BRIEF
Below are the records; locate each line with the word "blog" and copy it.

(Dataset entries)
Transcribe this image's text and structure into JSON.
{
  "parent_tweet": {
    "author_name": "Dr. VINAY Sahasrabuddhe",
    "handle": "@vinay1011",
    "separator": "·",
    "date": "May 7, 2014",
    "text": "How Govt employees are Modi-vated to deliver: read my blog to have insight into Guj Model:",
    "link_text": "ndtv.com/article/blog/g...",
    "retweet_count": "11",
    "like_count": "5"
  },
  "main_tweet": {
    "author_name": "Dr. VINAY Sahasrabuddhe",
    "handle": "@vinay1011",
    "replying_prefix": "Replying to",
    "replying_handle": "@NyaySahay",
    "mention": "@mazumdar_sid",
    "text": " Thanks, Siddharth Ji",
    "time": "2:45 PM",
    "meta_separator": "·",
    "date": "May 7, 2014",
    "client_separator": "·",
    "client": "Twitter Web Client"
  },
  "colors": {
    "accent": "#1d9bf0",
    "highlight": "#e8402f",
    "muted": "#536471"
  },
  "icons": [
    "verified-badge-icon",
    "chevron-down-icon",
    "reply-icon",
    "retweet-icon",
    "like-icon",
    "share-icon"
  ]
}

FINISHED TASK
    "text": "How Govt employees are Modi-vated to deliver: read my blog to have insight into Guj Model:",
    "link_text": "ndtv.com/article/blog/g...",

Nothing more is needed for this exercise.